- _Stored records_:
__________________________________________________

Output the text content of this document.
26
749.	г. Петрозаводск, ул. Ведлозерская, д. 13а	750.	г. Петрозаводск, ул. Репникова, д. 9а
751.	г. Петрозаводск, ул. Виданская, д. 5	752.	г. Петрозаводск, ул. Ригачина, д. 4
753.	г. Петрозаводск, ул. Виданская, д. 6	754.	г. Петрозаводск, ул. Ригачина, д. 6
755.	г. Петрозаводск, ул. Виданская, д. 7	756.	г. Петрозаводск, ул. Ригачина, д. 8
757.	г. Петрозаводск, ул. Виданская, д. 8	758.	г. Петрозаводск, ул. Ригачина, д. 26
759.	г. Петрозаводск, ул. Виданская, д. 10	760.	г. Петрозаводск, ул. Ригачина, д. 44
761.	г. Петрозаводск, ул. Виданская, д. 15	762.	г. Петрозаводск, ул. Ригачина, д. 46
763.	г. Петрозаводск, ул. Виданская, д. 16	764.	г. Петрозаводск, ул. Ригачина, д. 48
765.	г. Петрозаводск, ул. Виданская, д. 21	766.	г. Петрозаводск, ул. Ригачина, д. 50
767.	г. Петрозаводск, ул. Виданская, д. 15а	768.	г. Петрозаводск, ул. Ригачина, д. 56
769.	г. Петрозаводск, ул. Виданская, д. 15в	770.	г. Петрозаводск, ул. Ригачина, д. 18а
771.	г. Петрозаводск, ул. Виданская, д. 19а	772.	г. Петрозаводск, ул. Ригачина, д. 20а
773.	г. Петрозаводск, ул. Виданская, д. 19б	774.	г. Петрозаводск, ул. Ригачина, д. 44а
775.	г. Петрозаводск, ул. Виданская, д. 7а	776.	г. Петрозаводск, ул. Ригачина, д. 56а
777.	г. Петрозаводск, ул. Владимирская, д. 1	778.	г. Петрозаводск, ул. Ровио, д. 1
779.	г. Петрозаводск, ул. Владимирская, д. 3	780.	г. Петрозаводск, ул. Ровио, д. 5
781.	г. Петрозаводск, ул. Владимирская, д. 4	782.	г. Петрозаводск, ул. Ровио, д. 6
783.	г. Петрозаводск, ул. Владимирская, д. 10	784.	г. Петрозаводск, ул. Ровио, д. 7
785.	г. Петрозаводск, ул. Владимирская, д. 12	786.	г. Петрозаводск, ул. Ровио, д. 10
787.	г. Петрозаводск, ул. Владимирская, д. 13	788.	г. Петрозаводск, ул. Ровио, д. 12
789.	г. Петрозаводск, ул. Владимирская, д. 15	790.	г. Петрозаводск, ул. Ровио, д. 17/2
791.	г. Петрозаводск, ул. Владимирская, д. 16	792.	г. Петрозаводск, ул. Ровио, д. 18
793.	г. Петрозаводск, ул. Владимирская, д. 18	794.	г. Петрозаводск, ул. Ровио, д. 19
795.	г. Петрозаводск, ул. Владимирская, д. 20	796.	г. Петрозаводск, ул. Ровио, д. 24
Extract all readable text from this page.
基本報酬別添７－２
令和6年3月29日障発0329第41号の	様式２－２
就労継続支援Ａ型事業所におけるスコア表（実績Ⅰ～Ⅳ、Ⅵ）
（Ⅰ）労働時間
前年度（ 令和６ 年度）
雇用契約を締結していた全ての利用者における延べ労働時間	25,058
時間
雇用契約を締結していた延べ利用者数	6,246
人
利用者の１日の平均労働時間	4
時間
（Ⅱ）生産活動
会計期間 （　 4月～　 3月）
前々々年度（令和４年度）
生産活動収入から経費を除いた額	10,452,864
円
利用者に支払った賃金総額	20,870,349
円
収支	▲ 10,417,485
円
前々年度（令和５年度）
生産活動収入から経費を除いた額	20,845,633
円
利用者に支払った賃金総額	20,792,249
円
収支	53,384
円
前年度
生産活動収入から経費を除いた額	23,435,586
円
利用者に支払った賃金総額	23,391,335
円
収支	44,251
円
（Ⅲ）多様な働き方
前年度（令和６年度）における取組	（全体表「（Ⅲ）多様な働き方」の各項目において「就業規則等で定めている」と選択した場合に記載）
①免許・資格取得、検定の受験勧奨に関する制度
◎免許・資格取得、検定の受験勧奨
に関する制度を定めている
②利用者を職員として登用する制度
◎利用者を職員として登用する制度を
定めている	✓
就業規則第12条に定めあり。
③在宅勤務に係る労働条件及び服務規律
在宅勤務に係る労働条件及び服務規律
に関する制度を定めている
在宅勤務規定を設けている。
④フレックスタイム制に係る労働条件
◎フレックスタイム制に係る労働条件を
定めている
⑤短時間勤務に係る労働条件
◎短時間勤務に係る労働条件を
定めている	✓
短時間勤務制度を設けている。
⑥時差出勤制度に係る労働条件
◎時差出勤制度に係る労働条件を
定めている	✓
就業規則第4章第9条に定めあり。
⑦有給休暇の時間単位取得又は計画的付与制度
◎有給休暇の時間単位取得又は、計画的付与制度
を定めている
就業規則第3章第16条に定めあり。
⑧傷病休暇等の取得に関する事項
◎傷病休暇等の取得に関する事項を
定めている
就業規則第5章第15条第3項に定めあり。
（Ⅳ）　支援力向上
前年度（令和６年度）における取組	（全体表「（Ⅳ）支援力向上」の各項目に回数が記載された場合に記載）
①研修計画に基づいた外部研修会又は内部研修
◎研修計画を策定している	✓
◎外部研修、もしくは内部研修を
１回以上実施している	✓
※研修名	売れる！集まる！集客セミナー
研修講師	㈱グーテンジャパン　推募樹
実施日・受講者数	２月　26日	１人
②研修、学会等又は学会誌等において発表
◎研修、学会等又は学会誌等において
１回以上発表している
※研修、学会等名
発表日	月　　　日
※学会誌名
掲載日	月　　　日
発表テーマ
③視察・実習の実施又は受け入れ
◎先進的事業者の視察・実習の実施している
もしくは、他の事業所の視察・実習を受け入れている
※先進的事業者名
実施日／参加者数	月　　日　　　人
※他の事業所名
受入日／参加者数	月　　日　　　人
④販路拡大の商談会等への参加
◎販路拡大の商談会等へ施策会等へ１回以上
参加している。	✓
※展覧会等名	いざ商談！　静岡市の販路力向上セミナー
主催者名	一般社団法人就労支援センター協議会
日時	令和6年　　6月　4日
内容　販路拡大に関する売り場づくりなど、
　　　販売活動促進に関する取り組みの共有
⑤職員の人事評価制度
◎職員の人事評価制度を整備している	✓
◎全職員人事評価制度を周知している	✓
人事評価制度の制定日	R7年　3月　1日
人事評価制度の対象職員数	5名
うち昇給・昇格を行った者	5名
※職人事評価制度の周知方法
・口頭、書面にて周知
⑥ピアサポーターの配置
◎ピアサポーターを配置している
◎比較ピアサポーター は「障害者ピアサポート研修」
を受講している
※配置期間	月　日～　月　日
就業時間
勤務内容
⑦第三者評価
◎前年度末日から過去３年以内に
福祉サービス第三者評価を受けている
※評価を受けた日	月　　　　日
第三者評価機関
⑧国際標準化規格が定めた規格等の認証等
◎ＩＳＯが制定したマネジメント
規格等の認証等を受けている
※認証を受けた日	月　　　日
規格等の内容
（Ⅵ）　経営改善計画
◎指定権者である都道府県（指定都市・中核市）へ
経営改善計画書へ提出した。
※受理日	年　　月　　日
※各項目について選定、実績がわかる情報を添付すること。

__________________________________________________

Which lines in the records above contain the string "多様な働き方"? Copy each one.

（Ⅲ）多様な働き方
前年度（令和６年度）における取組	（全体表「（Ⅲ）多様な働き方」の各項目において「就業規則等で定めている」と選択した場合に記載）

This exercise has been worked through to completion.